> [INPUT ROWS]

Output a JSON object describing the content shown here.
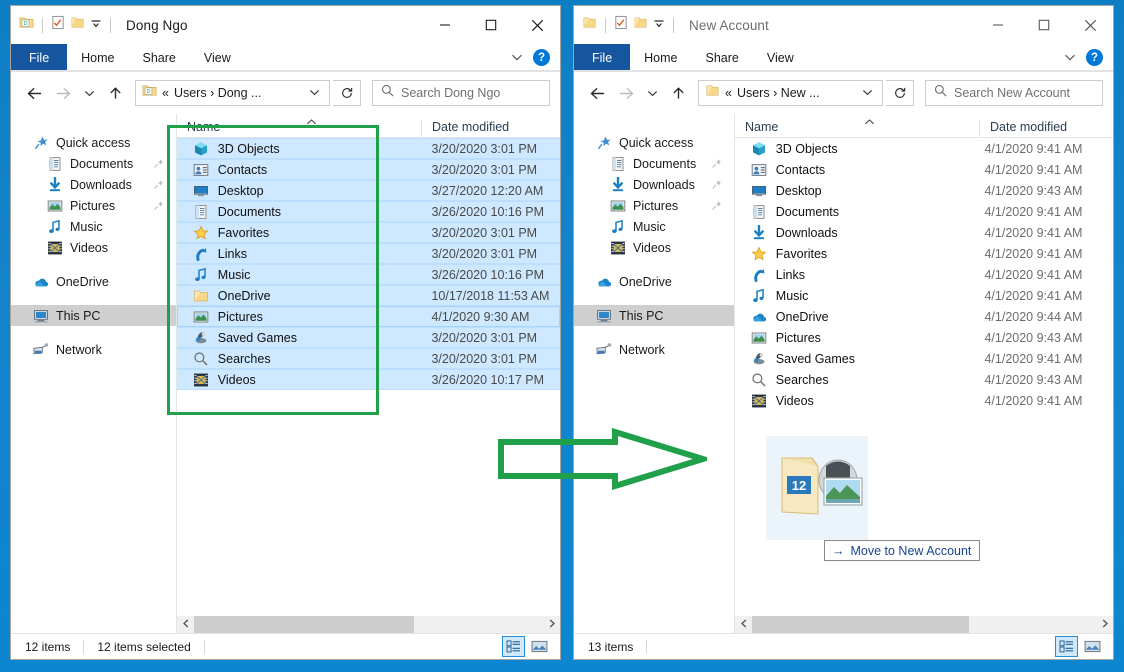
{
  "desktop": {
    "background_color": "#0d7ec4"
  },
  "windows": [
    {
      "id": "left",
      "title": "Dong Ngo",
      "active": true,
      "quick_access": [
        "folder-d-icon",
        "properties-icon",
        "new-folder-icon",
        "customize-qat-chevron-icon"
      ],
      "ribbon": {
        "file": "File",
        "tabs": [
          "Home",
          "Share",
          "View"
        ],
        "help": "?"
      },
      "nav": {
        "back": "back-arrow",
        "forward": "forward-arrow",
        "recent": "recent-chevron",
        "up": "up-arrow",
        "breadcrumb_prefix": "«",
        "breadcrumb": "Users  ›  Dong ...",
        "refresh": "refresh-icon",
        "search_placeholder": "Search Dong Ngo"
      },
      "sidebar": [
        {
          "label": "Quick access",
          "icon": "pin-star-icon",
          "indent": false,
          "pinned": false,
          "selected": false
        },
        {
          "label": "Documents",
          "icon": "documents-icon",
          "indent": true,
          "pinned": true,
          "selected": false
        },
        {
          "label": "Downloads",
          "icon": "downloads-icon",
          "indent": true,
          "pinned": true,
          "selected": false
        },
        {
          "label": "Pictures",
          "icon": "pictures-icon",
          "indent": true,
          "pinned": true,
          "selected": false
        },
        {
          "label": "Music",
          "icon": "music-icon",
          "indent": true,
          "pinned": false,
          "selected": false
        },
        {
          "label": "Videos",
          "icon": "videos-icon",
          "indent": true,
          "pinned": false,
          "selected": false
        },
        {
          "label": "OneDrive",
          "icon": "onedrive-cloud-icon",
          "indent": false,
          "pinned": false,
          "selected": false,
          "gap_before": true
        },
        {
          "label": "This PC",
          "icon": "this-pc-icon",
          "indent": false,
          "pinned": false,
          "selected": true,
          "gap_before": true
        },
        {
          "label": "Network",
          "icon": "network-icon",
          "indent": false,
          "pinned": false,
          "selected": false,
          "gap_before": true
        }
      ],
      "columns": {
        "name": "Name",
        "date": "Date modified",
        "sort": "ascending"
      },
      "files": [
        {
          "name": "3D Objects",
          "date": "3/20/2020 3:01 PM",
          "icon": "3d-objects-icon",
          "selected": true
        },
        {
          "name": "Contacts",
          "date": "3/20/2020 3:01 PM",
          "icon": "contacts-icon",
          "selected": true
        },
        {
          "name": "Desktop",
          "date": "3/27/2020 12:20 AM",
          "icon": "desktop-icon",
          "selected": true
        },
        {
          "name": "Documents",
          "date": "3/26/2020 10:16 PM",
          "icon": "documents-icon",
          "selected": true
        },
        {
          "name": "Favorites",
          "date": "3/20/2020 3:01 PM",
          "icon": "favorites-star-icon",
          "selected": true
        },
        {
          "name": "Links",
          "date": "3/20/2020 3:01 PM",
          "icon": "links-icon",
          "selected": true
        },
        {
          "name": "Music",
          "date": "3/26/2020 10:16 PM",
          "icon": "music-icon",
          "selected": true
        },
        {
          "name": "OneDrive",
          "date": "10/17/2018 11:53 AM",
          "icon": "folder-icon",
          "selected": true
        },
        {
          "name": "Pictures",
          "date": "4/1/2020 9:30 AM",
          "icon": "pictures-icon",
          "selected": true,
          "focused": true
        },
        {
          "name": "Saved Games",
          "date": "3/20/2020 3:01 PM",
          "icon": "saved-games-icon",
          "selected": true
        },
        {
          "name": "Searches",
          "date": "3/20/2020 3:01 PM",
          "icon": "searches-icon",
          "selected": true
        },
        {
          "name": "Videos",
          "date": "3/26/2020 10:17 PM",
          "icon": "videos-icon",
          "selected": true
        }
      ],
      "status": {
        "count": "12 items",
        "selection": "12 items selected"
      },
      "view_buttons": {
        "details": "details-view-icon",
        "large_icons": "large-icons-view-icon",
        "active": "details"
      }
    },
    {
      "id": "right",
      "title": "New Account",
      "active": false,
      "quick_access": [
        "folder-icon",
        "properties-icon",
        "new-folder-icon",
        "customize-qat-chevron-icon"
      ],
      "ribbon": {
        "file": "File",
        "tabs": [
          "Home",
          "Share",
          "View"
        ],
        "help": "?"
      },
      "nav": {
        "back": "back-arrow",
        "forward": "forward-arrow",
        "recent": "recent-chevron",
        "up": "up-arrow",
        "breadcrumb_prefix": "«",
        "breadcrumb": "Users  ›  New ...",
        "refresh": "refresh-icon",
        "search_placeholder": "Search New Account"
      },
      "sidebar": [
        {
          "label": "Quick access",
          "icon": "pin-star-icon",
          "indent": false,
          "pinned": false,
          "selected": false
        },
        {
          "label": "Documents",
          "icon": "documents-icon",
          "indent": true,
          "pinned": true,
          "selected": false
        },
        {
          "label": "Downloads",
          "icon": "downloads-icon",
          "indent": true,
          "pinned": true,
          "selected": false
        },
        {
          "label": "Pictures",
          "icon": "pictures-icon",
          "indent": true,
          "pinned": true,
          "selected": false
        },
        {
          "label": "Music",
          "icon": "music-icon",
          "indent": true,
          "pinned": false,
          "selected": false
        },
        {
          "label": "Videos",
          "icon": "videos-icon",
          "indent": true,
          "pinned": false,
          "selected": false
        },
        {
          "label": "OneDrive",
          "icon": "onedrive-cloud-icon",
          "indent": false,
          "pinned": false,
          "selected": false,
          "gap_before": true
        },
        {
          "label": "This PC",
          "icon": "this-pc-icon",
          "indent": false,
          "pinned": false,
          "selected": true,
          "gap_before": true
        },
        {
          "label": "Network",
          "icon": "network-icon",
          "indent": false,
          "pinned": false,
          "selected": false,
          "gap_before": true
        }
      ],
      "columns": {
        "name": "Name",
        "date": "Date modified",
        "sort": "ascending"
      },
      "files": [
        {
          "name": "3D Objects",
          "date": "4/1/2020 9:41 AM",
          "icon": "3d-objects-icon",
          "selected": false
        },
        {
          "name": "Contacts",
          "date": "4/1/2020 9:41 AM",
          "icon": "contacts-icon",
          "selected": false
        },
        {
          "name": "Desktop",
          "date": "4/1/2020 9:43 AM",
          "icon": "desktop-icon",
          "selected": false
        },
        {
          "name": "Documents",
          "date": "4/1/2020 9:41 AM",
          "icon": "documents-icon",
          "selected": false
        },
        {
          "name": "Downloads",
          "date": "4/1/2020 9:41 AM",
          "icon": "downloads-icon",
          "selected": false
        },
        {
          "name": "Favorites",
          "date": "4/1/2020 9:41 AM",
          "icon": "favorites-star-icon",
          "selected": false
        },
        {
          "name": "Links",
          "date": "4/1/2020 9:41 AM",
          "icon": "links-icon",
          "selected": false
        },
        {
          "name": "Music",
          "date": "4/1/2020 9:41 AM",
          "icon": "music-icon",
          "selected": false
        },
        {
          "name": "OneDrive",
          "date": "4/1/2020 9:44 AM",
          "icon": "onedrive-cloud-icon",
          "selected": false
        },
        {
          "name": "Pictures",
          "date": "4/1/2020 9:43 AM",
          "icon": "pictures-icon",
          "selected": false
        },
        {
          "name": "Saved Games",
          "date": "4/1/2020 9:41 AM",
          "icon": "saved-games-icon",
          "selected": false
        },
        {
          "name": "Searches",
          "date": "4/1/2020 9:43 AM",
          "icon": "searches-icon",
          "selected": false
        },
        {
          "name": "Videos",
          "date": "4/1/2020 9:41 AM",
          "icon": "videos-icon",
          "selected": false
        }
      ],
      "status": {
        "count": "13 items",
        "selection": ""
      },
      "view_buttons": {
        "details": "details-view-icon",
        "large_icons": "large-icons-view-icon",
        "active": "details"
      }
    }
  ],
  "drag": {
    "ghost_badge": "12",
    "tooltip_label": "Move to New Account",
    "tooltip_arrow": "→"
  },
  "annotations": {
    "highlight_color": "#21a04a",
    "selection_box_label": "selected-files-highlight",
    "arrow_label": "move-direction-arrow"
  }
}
--
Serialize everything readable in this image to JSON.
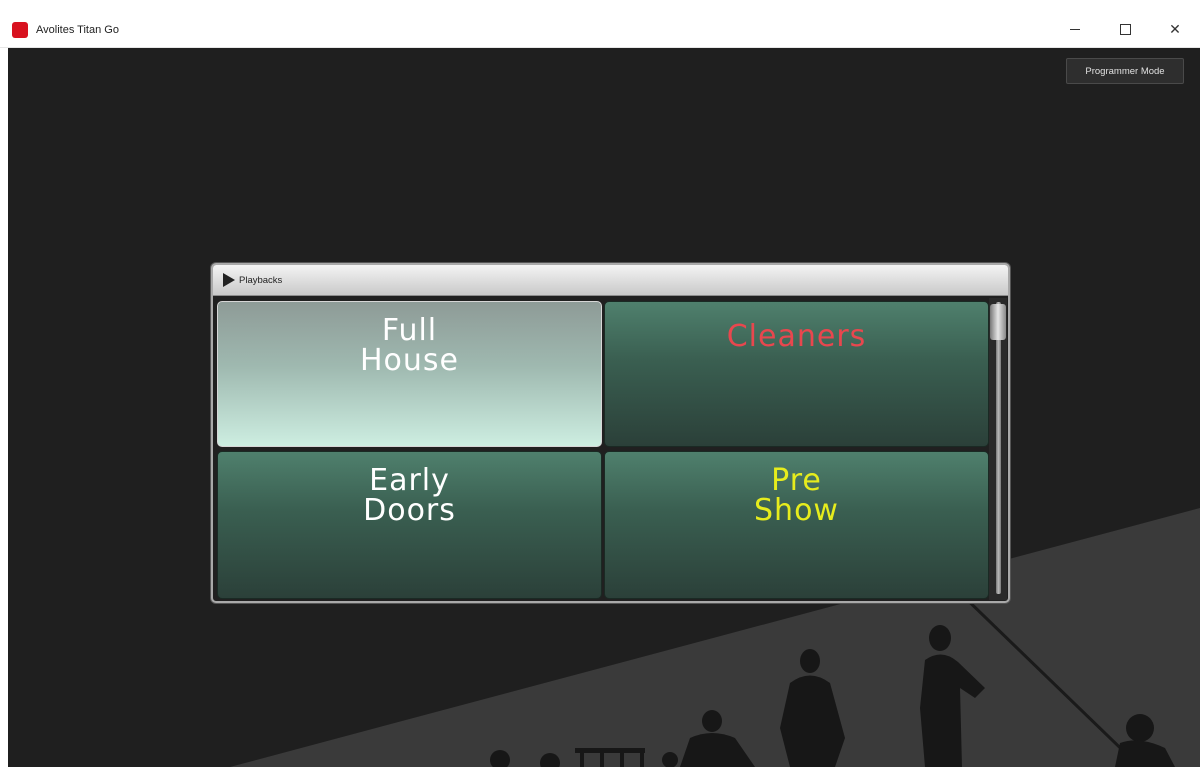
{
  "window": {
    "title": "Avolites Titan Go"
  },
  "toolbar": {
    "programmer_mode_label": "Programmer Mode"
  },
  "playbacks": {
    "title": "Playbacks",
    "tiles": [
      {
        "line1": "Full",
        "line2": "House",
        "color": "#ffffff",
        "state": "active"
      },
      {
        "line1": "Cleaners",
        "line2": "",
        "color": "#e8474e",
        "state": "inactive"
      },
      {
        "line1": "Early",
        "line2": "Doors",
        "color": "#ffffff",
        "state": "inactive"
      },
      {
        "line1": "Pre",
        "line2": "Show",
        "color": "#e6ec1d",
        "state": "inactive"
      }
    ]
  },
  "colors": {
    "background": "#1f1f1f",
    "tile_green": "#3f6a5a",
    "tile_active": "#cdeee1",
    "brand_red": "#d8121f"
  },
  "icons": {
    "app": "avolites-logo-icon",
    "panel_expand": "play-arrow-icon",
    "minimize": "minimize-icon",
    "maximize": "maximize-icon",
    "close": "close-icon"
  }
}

> [REQUIRED TASK] Gather every line from the listing above in which "Dong" appears, and copy those lines.

> [RESULT FOR THIS TASK]
      "title": "Dong Ngo",
        "breadcrumb": "Users  ›  Dong ...",
        "search_placeholder": "Search Dong Ngo"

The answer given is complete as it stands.